Task requirements: Report how many lines contain the word "make", with no other text.

= = = = =

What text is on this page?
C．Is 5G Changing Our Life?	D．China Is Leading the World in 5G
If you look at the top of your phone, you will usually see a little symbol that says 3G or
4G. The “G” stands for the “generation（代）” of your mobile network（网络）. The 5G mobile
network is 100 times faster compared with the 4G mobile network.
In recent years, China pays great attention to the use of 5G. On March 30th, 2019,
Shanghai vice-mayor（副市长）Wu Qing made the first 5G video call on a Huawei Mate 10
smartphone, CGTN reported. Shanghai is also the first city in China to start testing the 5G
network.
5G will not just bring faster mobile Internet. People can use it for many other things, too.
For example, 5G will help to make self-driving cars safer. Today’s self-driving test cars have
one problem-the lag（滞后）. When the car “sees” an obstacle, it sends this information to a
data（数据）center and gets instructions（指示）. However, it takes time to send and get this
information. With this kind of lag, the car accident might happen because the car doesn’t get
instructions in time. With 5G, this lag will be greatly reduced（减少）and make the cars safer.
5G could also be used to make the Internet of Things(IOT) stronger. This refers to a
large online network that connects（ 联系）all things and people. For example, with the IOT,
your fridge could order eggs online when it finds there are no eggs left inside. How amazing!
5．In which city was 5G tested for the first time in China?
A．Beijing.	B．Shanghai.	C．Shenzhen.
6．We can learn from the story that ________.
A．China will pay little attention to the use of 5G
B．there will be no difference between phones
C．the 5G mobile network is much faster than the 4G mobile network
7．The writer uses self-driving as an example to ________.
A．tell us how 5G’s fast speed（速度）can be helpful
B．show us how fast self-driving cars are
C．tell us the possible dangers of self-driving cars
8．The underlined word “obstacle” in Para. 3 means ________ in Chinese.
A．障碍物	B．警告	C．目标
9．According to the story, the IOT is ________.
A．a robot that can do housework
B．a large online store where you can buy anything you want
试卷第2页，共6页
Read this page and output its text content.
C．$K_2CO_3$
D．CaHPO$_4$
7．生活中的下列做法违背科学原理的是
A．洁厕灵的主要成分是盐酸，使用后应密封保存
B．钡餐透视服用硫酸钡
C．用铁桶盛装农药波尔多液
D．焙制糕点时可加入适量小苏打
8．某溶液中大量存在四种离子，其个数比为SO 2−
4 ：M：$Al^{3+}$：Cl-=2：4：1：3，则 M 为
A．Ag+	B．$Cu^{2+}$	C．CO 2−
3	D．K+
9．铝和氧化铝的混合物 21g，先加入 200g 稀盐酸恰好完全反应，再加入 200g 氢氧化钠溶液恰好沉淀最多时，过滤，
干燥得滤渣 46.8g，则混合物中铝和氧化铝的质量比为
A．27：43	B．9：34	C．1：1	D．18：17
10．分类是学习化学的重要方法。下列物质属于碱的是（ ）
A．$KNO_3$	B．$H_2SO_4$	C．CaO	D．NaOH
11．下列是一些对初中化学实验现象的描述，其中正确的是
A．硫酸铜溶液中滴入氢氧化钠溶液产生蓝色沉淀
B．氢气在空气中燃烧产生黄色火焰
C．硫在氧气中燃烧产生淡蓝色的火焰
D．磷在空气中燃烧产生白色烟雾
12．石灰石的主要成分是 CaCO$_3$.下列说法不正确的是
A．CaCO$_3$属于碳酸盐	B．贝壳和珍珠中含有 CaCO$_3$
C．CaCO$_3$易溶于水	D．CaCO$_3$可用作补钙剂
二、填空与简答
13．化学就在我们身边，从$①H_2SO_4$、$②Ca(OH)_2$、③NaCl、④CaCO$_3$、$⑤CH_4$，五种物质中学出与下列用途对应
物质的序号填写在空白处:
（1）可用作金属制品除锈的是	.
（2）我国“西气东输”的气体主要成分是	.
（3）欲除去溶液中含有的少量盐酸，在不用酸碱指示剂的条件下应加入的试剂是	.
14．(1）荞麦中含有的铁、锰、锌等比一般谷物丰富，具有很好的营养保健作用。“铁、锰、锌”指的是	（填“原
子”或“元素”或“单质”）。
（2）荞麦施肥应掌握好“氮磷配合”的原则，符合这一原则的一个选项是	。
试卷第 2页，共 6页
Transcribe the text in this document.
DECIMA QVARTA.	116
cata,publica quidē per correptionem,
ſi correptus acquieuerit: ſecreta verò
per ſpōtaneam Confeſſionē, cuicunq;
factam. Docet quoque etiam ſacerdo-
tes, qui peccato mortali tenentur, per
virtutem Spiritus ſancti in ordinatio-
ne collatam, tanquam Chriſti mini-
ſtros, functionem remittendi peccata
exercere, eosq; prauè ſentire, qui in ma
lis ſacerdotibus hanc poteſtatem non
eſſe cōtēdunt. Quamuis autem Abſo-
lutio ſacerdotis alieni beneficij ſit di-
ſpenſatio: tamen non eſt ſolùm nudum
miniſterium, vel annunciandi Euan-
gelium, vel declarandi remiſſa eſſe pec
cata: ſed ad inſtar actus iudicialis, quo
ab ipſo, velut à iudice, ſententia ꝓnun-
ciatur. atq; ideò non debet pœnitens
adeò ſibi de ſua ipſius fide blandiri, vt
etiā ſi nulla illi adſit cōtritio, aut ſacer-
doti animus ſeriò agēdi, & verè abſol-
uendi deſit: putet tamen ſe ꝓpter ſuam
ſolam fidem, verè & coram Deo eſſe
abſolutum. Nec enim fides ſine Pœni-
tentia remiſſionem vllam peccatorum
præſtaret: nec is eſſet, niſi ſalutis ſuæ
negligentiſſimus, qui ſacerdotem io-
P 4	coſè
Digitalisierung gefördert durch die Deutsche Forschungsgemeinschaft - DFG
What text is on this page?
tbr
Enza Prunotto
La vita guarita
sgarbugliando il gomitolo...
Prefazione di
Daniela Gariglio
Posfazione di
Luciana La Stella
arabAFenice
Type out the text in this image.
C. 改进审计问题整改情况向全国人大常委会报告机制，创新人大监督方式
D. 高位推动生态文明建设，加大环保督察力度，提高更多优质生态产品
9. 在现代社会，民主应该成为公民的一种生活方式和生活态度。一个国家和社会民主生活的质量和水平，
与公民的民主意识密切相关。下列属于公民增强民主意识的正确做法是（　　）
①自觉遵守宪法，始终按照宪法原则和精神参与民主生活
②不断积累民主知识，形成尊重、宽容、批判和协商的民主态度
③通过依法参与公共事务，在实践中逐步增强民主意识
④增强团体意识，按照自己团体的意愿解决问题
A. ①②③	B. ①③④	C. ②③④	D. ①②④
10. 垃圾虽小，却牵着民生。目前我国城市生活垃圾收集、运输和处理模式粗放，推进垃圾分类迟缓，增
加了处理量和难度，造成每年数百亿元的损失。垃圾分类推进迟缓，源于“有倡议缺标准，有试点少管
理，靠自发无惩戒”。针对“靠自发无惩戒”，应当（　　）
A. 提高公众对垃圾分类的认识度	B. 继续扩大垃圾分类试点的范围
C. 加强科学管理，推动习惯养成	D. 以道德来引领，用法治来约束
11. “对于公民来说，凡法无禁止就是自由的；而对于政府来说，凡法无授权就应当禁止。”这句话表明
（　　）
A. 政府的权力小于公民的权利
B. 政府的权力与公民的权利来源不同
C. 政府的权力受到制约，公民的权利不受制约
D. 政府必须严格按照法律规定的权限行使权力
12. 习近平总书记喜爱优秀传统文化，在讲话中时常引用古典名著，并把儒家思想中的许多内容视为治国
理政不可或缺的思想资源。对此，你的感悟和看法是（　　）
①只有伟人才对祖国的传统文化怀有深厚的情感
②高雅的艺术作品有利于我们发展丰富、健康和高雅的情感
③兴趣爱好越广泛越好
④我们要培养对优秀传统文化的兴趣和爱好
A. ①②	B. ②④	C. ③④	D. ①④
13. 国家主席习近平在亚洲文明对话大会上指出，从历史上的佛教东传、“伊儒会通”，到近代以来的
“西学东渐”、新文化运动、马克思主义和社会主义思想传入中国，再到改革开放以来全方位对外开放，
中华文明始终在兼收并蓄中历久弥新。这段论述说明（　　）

= = = = =

Finished task: 3